[BEGIN Records provided]

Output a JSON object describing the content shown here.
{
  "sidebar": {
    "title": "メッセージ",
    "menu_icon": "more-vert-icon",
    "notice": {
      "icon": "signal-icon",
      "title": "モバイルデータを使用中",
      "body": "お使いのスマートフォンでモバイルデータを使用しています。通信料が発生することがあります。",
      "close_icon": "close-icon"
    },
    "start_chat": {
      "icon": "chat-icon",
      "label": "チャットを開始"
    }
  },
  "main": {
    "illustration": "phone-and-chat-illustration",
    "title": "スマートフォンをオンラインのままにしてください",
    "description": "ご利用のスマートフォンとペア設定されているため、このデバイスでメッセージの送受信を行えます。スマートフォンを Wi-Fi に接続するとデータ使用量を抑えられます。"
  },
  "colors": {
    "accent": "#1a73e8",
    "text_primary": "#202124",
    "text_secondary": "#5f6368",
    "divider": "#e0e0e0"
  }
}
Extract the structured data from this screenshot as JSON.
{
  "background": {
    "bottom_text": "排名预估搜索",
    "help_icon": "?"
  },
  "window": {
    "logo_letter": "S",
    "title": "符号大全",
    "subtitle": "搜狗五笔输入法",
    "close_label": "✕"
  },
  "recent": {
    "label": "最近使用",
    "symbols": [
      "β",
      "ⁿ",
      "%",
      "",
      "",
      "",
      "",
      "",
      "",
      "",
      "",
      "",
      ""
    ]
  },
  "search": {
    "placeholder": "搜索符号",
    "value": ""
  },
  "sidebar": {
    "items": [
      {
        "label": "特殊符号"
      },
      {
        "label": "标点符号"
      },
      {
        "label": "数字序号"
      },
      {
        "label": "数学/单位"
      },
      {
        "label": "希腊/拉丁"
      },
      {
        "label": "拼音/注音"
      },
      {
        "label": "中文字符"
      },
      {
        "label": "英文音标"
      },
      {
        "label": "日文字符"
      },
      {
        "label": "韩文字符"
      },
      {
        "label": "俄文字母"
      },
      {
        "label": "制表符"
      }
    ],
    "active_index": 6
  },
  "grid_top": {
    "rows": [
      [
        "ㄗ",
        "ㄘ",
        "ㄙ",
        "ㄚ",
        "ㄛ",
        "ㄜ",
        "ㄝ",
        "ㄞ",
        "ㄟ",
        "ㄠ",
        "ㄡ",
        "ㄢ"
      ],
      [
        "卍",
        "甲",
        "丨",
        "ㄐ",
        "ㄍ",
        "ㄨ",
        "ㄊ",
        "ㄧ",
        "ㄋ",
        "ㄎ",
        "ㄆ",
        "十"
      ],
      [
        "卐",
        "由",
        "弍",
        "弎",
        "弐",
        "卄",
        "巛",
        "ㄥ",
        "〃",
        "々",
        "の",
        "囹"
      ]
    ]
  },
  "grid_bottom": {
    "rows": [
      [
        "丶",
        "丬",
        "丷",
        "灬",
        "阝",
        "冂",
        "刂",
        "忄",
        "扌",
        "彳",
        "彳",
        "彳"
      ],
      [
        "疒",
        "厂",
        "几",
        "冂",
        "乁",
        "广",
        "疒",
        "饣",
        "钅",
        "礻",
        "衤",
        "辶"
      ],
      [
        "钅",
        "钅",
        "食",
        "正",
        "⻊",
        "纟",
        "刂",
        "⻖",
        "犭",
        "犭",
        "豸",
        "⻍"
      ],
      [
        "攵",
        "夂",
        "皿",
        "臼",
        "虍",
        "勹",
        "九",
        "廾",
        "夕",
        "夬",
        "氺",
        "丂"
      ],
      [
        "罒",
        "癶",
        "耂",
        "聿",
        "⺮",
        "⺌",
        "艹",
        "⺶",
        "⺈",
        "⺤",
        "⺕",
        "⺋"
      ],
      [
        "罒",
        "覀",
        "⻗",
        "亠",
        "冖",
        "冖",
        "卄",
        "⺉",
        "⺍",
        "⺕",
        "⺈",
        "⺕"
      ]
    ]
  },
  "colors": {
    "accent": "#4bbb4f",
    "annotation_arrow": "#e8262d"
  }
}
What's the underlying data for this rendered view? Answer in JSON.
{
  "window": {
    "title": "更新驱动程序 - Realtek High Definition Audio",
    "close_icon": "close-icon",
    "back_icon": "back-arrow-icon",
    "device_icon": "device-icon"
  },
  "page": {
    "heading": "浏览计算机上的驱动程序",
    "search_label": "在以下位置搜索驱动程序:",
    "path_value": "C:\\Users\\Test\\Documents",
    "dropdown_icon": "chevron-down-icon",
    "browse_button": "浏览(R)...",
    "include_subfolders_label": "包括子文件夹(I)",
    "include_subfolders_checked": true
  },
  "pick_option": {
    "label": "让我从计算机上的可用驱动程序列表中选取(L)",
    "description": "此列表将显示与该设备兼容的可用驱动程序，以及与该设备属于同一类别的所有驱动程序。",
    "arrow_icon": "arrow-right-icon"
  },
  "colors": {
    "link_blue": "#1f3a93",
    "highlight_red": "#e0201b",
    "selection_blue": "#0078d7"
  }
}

[END Records provided]

Requirement
Write out every record, exactly as written.

Response
Output a JSON object describing the content shown here.
{
  "sidebar": {
    "title": "メッセージ",
    "menu_icon": "more-vert-icon",
    "notice": {
      "icon": "signal-icon",
      "title": "モバイルデータを使用中",
      "body": "お使いのスマートフォンでモバイルデータを使用しています。通信料が発生することがあります。",
      "close_icon": "close-icon"
    },
    "start_chat": {
      "icon": "chat-icon",
      "label": "チャットを開始"
    }
  },
  "main": {
    "illustration": "phone-and-chat-illustration",
    "title": "スマートフォンをオンラインのままにしてください",
    "description": "ご利用のスマートフォンとペア設定されているため、このデバイスでメッセージの送受信を行えます。スマートフォンを Wi-Fi に接続するとデータ使用量を抑えられます。"
  },
  "colors": {
    "accent": "#1a73e8",
    "text_primary": "#202124",
    "text_secondary": "#5f6368",
    "divider": "#e0e0e0"
  }
}
Extract the structured data from this screenshot as JSON.
{
  "background": {
    "bottom_text": "排名预估搜索",
    "help_icon": "?"
  },
  "window": {
    "logo_letter": "S",
    "title": "符号大全",
    "subtitle": "搜狗五笔输入法",
    "close_label": "✕"
  },
  "recent": {
    "label": "最近使用",
    "symbols": [
      "β",
      "ⁿ",
      "%",
      "",
      "",
      "",
      "",
      "",
      "",
      "",
      "",
      "",
      ""
    ]
  },
  "search": {
    "placeholder": "搜索符号",
    "value": ""
  },
  "sidebar": {
    "items": [
      {
        "label": "特殊符号"
      },
      {
        "label": "标点符号"
      },
      {
        "label": "数字序号"
      },
      {
        "label": "数学/单位"
      },
      {
        "label": "希腊/拉丁"
      },
      {
        "label": "拼音/注音"
      },
      {
        "label": "中文字符"
      },
      {
        "label": "英文音标"
      },
      {
        "label": "日文字符"
      },
      {
        "label": "韩文字符"
      },
      {
        "label": "俄文字母"
      },
      {
        "label": "制表符"
      }
    ],
    "active_index": 6
  },
  "grid_top": {
    "rows": [
      [
        "ㄗ",
        "ㄘ",
        "ㄙ",
        "ㄚ",
        "ㄛ",
        "ㄜ",
        "ㄝ",
        "ㄞ",
        "ㄟ",
        "ㄠ",
        "ㄡ",
        "ㄢ"
      ],
      [
        "卍",
        "甲",
        "丨",
        "ㄐ",
        "ㄍ",
        "ㄨ",
        "ㄊ",
        "ㄧ",
        "ㄋ",
        "ㄎ",
        "ㄆ",
        "十"
      ],
      [
        "卐",
        "由",
        "弍",
        "弎",
        "弐",
        "卄",
        "巛",
        "ㄥ",
        "〃",
        "々",
        "の",
        "囹"
      ]
    ]
  },
  "grid_bottom": {
    "rows": [
      [
        "丶",
        "丬",
        "丷",
        "灬",
        "阝",
        "冂",
        "刂",
        "忄",
        "扌",
        "彳",
        "彳",
        "彳"
      ],
      [
        "疒",
        "厂",
        "几",
        "冂",
        "乁",
        "广",
        "疒",
        "饣",
        "钅",
        "礻",
        "衤",
        "辶"
      ],
      [
        "钅",
        "钅",
        "食",
        "正",
        "⻊",
        "纟",
        "刂",
        "⻖",
        "犭",
        "犭",
        "豸",
        "⻍"
      ],
      [
        "攵",
        "夂",
        "皿",
        "臼",
        "虍",
        "勹",
        "九",
        "廾",
        "夕",
        "夬",
        "氺",
        "丂"
      ],
      [
        "罒",
        "癶",
        "耂",
        "聿",
        "⺮",
        "⺌",
        "艹",
        "⺶",
        "⺈",
        "⺤",
        "⺕",
        "⺋"
      ],
      [
        "罒",
        "覀",
        "⻗",
        "亠",
        "冖",
        "冖",
        "卄",
        "⺉",
        "⺍",
        "⺕",
        "⺈",
        "⺕"
      ]
    ]
  },
  "colors": {
    "accent": "#4bbb4f",
    "annotation_arrow": "#e8262d"
  }
}
What's the underlying data for this rendered view? Answer in JSON.
{
  "window": {
    "title": "更新驱动程序 - Realtek High Definition Audio",
    "close_icon": "close-icon",
    "back_icon": "back-arrow-icon",
    "device_icon": "device-icon"
  },
  "page": {
    "heading": "浏览计算机上的驱动程序",
    "search_label": "在以下位置搜索驱动程序:",
    "path_value": "C:\\Users\\Test\\Documents",
    "dropdown_icon": "chevron-down-icon",
    "browse_button": "浏览(R)...",
    "include_subfolders_label": "包括子文件夹(I)",
    "include_subfolders_checked": true
  },
  "pick_option": {
    "label": "让我从计算机上的可用驱动程序列表中选取(L)",
    "description": "此列表将显示与该设备兼容的可用驱动程序，以及与该设备属于同一类别的所有驱动程序。",
    "arrow_icon": "arrow-right-icon"
  },
  "colors": {
    "link_blue": "#1f3a93",
    "highlight_red": "#e0201b",
    "selection_blue": "#0078d7"
  }
}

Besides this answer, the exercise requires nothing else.